What you have to do:
Hunt for the word "triangle" across the entries below, copying each line that holds it.

Records provided:
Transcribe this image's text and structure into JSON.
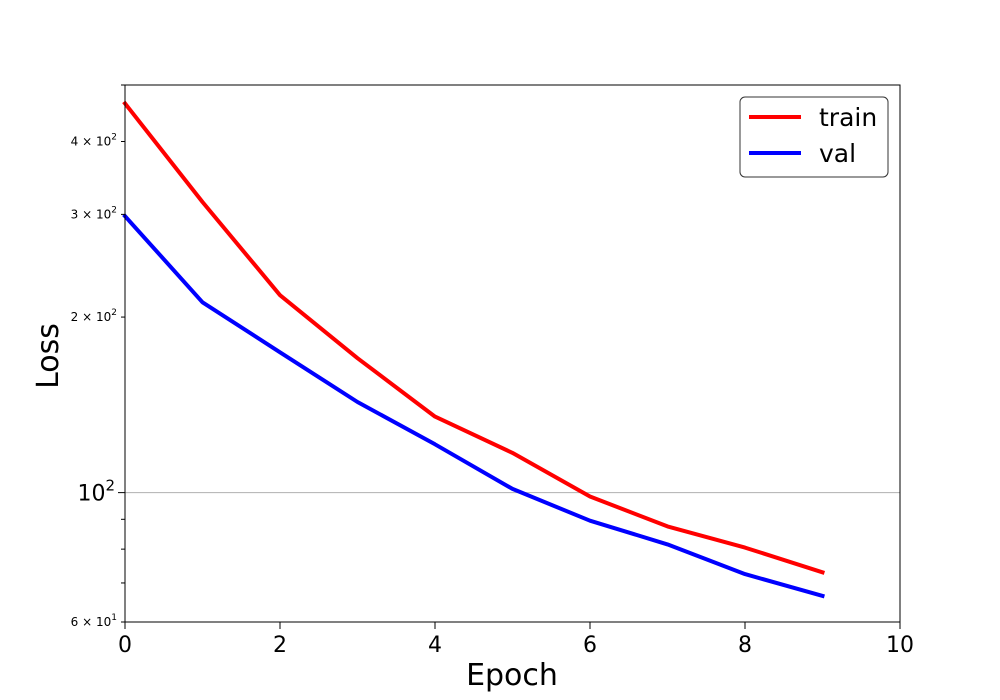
{
  "chart_data": {
    "type": "line",
    "title": "",
    "xlabel": "Epoch",
    "ylabel": "Loss",
    "xlim": [
      0,
      10
    ],
    "ylim": [
      60,
      500
    ],
    "yscale": "log",
    "x_ticks": [
      0,
      2,
      4,
      6,
      8,
      10
    ],
    "y_major_ticks": [
      100
    ],
    "y_minor_labeled_ticks": [
      60,
      200,
      300,
      400
    ],
    "y_unlabeled_minor_ticks": [
      70,
      80,
      90,
      500
    ],
    "grid": "horizontal line at 100 only",
    "legend_position": "top-right",
    "series": [
      {
        "name": "train",
        "color": "#ff0000",
        "x": [
          0,
          1,
          2,
          3,
          4,
          5,
          6,
          7,
          8,
          9
        ],
        "values": [
          465,
          315,
          218,
          170,
          135,
          117,
          98.5,
          87.5,
          80.5,
          73
        ]
      },
      {
        "name": "val",
        "color": "#0000ff",
        "x": [
          0,
          1,
          2,
          3,
          4,
          5,
          6,
          7,
          8,
          9
        ],
        "values": [
          298,
          212,
          174,
          143,
          121,
          101.5,
          89.5,
          81.5,
          72.5,
          66.5
        ]
      }
    ]
  },
  "labels": {
    "x_ticks": [
      "0",
      "2",
      "4",
      "6",
      "8",
      "10"
    ],
    "y_tick_100": {
      "base": "10",
      "exp": "2"
    },
    "y_tick_60": {
      "coef": "6 × 10",
      "exp": "1"
    },
    "y_tick_200": {
      "coef": "2 × 10",
      "exp": "2"
    },
    "y_tick_300": {
      "coef": "3 × 10",
      "exp": "2"
    },
    "y_tick_400": {
      "coef": "4 × 10",
      "exp": "2"
    }
  }
}
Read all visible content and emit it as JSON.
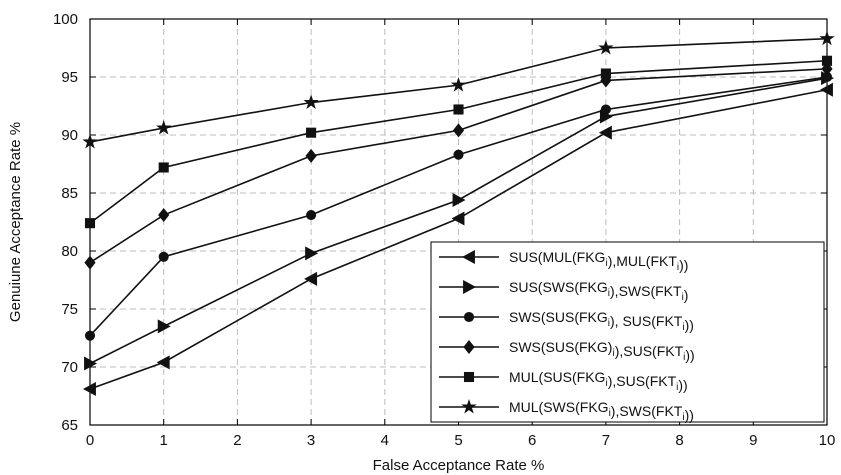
{
  "chart_data": {
    "type": "line",
    "xlabel": "False Acceptance Rate %",
    "ylabel": "Genuiune Acceptance Rate %",
    "xlim": [
      0,
      10
    ],
    "ylim": [
      65,
      100
    ],
    "x_ticks": [
      0,
      1,
      2,
      3,
      4,
      5,
      6,
      7,
      8,
      9,
      10
    ],
    "y_ticks": [
      65,
      70,
      75,
      80,
      85,
      90,
      95,
      100
    ],
    "grid": true,
    "legend_position": "bottom-right",
    "x": [
      0,
      1,
      3,
      5,
      7,
      10
    ],
    "series": [
      {
        "label_parts": [
          [
            "SUS(MUL(FKG",
            false
          ],
          [
            "i",
            true
          ],
          [
            "),MUL(FKT",
            false
          ],
          [
            "i",
            true
          ],
          [
            "))",
            false
          ]
        ],
        "marker": "triangle-left",
        "values": [
          68.1,
          70.4,
          77.6,
          82.8,
          90.2,
          93.9
        ]
      },
      {
        "label_parts": [
          [
            "SUS(SWS(FKG",
            false
          ],
          [
            "i",
            true
          ],
          [
            "),SWS(FKT",
            false
          ],
          [
            "i",
            true
          ],
          [
            ")",
            false
          ]
        ],
        "marker": "triangle-right",
        "values": [
          70.3,
          73.5,
          79.8,
          84.4,
          91.6,
          94.9
        ]
      },
      {
        "label_parts": [
          [
            "SWS(SUS(FKG",
            false
          ],
          [
            "i",
            true
          ],
          [
            "), SUS(FKT",
            false
          ],
          [
            "i",
            true
          ],
          [
            "))",
            false
          ]
        ],
        "marker": "circle",
        "values": [
          72.7,
          79.5,
          83.1,
          88.3,
          92.2,
          95.0
        ]
      },
      {
        "label_parts": [
          [
            "SWS(SUS(FKG)",
            false
          ],
          [
            "i",
            true
          ],
          [
            "),SUS(FKT",
            false
          ],
          [
            "i",
            true
          ],
          [
            "))",
            false
          ]
        ],
        "marker": "diamond",
        "values": [
          79.0,
          83.1,
          88.2,
          90.4,
          94.7,
          95.7
        ]
      },
      {
        "label_parts": [
          [
            "MUL(SUS(FKG",
            false
          ],
          [
            "i",
            true
          ],
          [
            "),SUS(FKT",
            false
          ],
          [
            "i",
            true
          ],
          [
            "))",
            false
          ]
        ],
        "marker": "square",
        "values": [
          82.4,
          87.2,
          90.2,
          92.2,
          95.3,
          96.4
        ]
      },
      {
        "label_parts": [
          [
            "MUL(SWS(FKG",
            false
          ],
          [
            "i",
            true
          ],
          [
            "),SWS(FKT",
            false
          ],
          [
            "i",
            true
          ],
          [
            "))",
            false
          ]
        ],
        "marker": "star",
        "values": [
          89.4,
          90.6,
          92.8,
          94.3,
          97.5,
          98.3
        ]
      }
    ]
  }
}
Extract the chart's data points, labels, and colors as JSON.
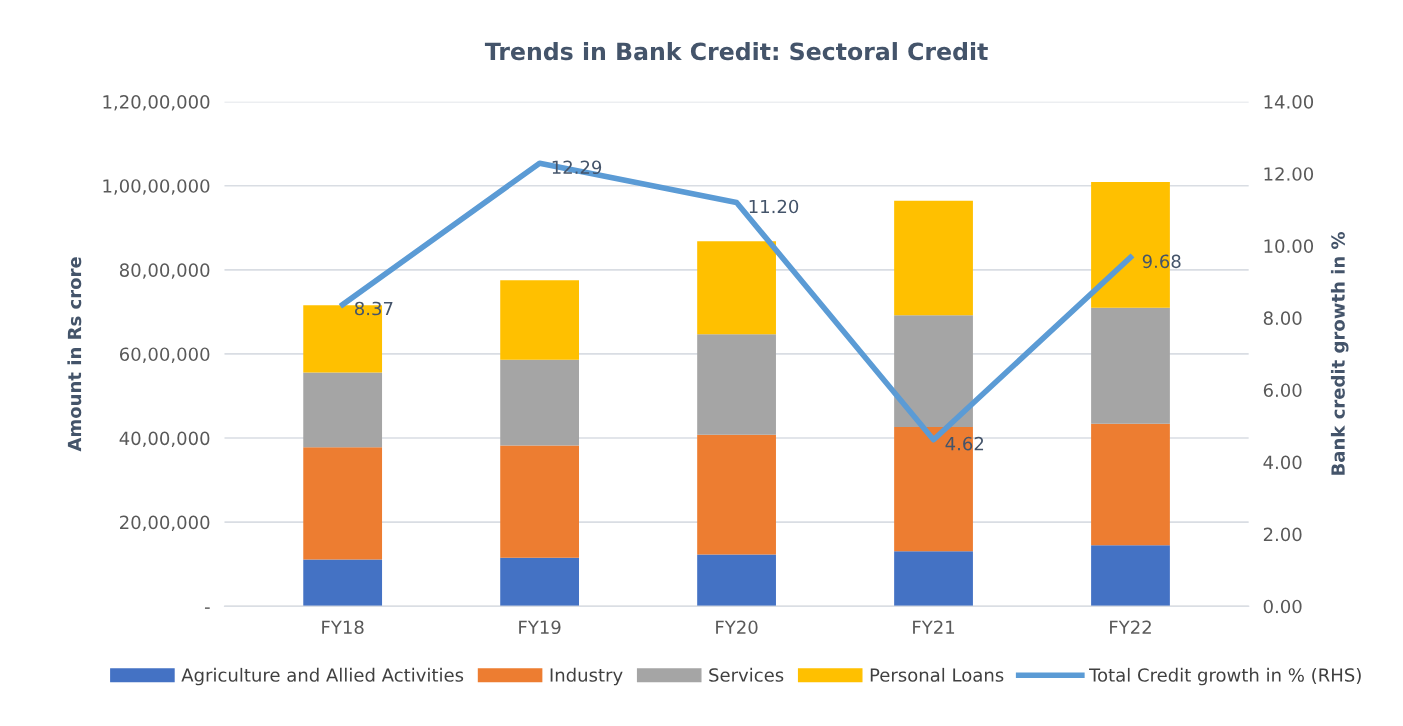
{
  "chart_data": {
    "type": "bar",
    "title": "Trends in Bank Credit: Sectoral Credit",
    "ylabel": "Amount in Rs crore",
    "y2label": "Bank credit growth in %",
    "categories": [
      "FY18",
      "FY19",
      "FY20",
      "FY21",
      "FY22"
    ],
    "stacked": true,
    "series": [
      {
        "name": "Agriculture and Allied Activities",
        "color": "#4472c4",
        "values": [
          1110000,
          1150000,
          1230000,
          1310000,
          1450000
        ]
      },
      {
        "name": "Industry",
        "color": "#ed7d31",
        "values": [
          2670000,
          2670000,
          2850000,
          2950000,
          2890000
        ]
      },
      {
        "name": "Services",
        "color": "#a5a5a5",
        "values": [
          1780000,
          2040000,
          2390000,
          2660000,
          2760000
        ]
      },
      {
        "name": "Personal Loans",
        "color": "#ffc000",
        "values": [
          1600000,
          1890000,
          2210000,
          2720000,
          2990000
        ]
      },
      {
        "name": "Total Credit growth in % (RHS)",
        "type": "line",
        "axis": "y2",
        "color": "#5b9bd5",
        "values": [
          8.37,
          12.29,
          11.2,
          4.62,
          9.68
        ],
        "value_labels": [
          "8.37",
          "12.29",
          "11.20",
          "4.62",
          "9.68"
        ]
      }
    ],
    "ylim": [
      0,
      12000000
    ],
    "yticks": [
      {
        "value": 0,
        "label": "-"
      },
      {
        "value": 2000000,
        "label": "20,00,000"
      },
      {
        "value": 4000000,
        "label": "40,00,000"
      },
      {
        "value": 6000000,
        "label": "60,00,000"
      },
      {
        "value": 8000000,
        "label": "80,00,000"
      },
      {
        "value": 10000000,
        "label": "1,00,00,000"
      },
      {
        "value": 12000000,
        "label": "1,20,00,000"
      }
    ],
    "y2lim": [
      0,
      14
    ],
    "y2ticks": [
      {
        "value": 0,
        "label": "0.00"
      },
      {
        "value": 2,
        "label": "2.00"
      },
      {
        "value": 4,
        "label": "4.00"
      },
      {
        "value": 6,
        "label": "6.00"
      },
      {
        "value": 8,
        "label": "8.00"
      },
      {
        "value": 10,
        "label": "10.00"
      },
      {
        "value": 12,
        "label": "12.00"
      },
      {
        "value": 14,
        "label": "14.00"
      }
    ],
    "grid": "y",
    "legend": "bottom"
  }
}
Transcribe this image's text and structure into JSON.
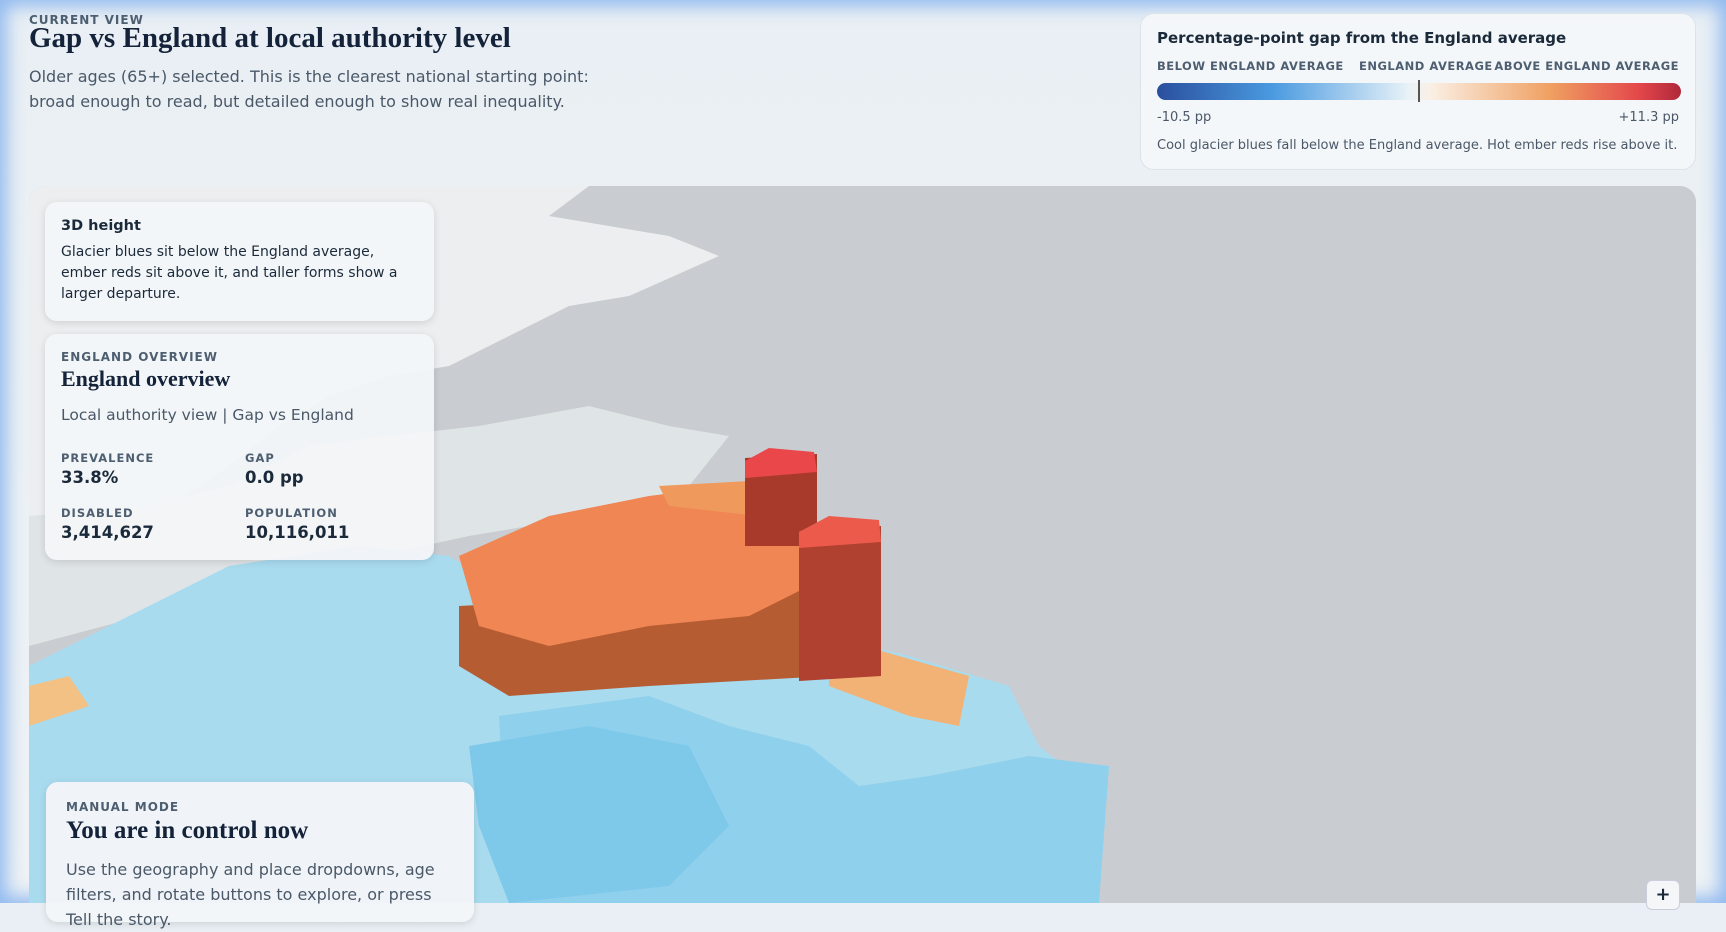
{
  "header": {
    "eyebrow": "CURRENT VIEW",
    "title": "Gap vs England at local authority level",
    "description": "Older ages (65+) selected. This is the clearest national starting point: broad enough to read, but detailed enough to show real inequality."
  },
  "legend": {
    "title": "Percentage-point gap from the England average",
    "labels": [
      "BELOW ENGLAND AVERAGE",
      "ENGLAND AVERAGE",
      "ABOVE ENGLAND AVERAGE"
    ],
    "min_label": "-10.5 pp",
    "max_label": "+11.3 pp",
    "note": "Cool glacier blues fall below the England average. Hot ember reds rise above it."
  },
  "height_card": {
    "title": "3D height",
    "text": "Glacier blues sit below the England average, ember reds sit above it, and taller forms show a larger departure."
  },
  "overview": {
    "eyebrow": "ENGLAND OVERVIEW",
    "title": "England overview",
    "subtitle": "Local authority view | Gap vs England",
    "stats": [
      {
        "label": "PREVALENCE",
        "value": "33.8%"
      },
      {
        "label": "GAP",
        "value": "0.0 pp"
      },
      {
        "label": "DISABLED",
        "value": "3,414,627"
      },
      {
        "label": "POPULATION",
        "value": "10,116,011"
      }
    ]
  },
  "manual": {
    "eyebrow": "MANUAL MODE",
    "title": "You are in control now",
    "text": "Use the geography and place dropdowns, age filters, and rotate buttons to explore, or press Tell the story."
  },
  "zoom": {
    "label": "+"
  }
}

Solution:
        "marker": "triangle-left",
        "marker": "triangle-right",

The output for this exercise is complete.